• [Work to be completed]: Copy the data exactly as it appears, and do not include any pictures.
┌─ Records supplied
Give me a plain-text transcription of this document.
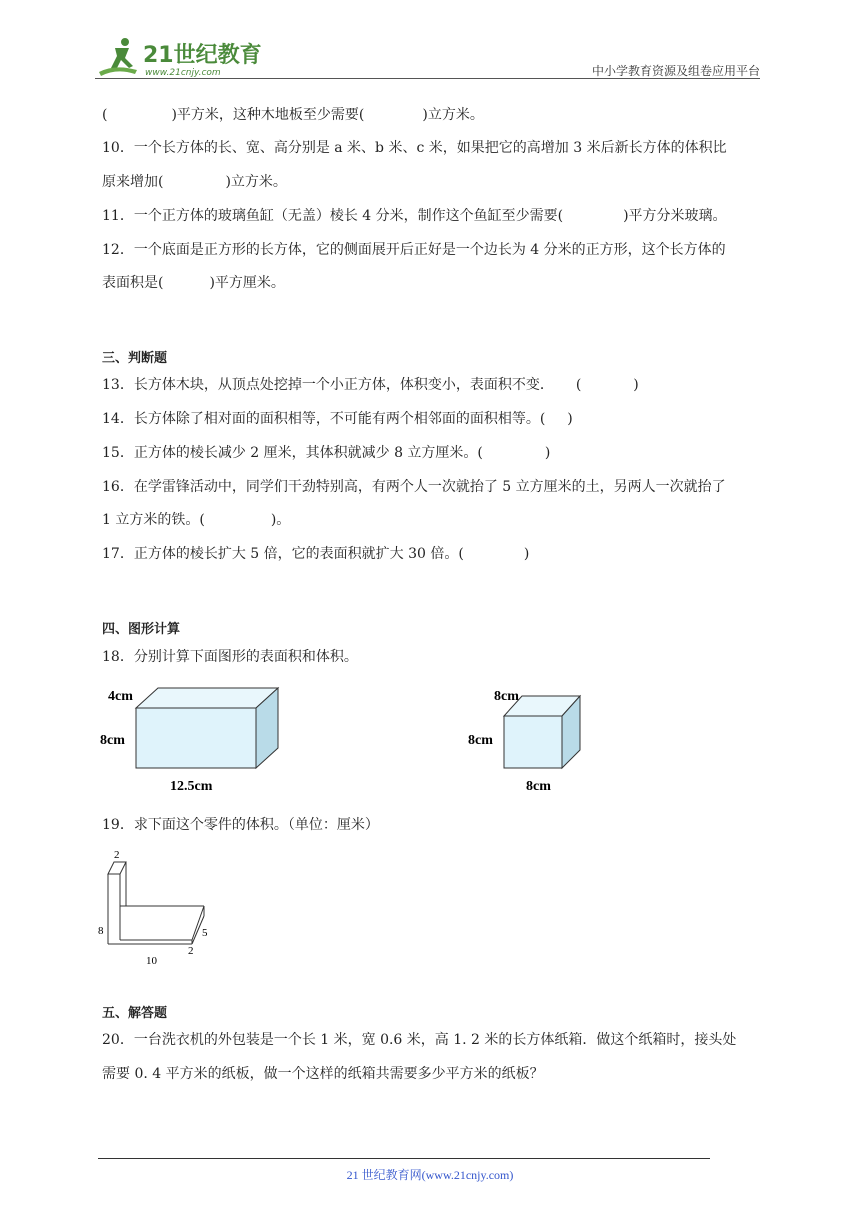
21世纪教育
www.21cnjy.com	中小学教育资源及组卷应用平台
(	)平方米，这种木地板至少需要(	)立方米。
10．一个长方体的长、宽、高分别是 a 米、b 米、c 米，如果把它的高增加 3 米后新长方体的体积比
原来增加(	)立方米。
11．一个正方体的玻璃鱼缸（无盖）棱长 4 分米，制作这个鱼缸至少需要(	)平方分米玻璃。
12．一个底面是正方形的长方体，它的侧面展开后正好是一个边长为 4 分米的正方形，这个长方体的
表面积是(	)平方厘米。
三、判断题
13．长方体木块，从顶点处挖掉一个小正方体，体积变小，表面积不变． (	)
14．长方体除了相对面的面积相等，不可能有两个相邻面的面积相等。( )
15．正方体的棱长减少 2 厘米，其体积就减少 8 立方厘米。(	)
16．在学雷锋活动中，同学们干劲特别高，有两个人一次就抬了 5 立方厘米的土，另两人一次就抬了
1 立方米的铁。(	)。
17．正方体的棱长扩大 5 倍，它的表面积就扩大 30 倍。(	)
四、图形计算
18．分别计算下面图形的表面积和体积。
4cm
8cm
12.5cm
8cm
8cm
8cm
19．求下面这个零件的体积。（单位：厘米）
2
8	5
10
2
五、解答题
20．一台洗衣机的外包装是一个长 1 米，宽 0.6 米，高 1. 2 米的长方体纸箱．做这个纸箱时，接头处
需要 0. 4 平方米的纸板，做一个这样的纸箱共需要多少平方米的纸板？
21 世纪教育网(www.21cnjy.com)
└─
• [Solution to the problem]:
Give me a plain-text transcription of this document.
21世纪教育
www.21cnjy.com	中小学教育资源及组卷应用平台
(	)平方米，这种木地板至少需要(	)立方米。
10．一个长方体的长、宽、高分别是 a 米、b 米、c 米，如果把它的高增加 3 米后新长方体的体积比
原来增加(	)立方米。
11．一个正方体的玻璃鱼缸（无盖）棱长 4 分米，制作这个鱼缸至少需要(	)平方分米玻璃。
12．一个底面是正方形的长方体，它的侧面展开后正好是一个边长为 4 分米的正方形，这个长方体的
表面积是(	)平方厘米。
三、判断题
13．长方体木块，从顶点处挖掉一个小正方体，体积变小，表面积不变． (	)
14．长方体除了相对面的面积相等，不可能有两个相邻面的面积相等。( )
15．正方体的棱长减少 2 厘米，其体积就减少 8 立方厘米。(	)
16．在学雷锋活动中，同学们干劲特别高，有两个人一次就抬了 5 立方厘米的土，另两人一次就抬了
1 立方米的铁。(	)。
17．正方体的棱长扩大 5 倍，它的表面积就扩大 30 倍。(	)
四、图形计算
18．分别计算下面图形的表面积和体积。
4cm
8cm
12.5cm
8cm
8cm
8cm
19．求下面这个零件的体积。（单位：厘米）
2
8	5
10
2
五、解答题
20．一台洗衣机的外包装是一个长 1 米，宽 0.6 米，高 1. 2 米的长方体纸箱．做这个纸箱时，接头处
需要 0. 4 平方米的纸板，做一个这样的纸箱共需要多少平方米的纸板？
21 世纪教育网(www.21cnjy.com)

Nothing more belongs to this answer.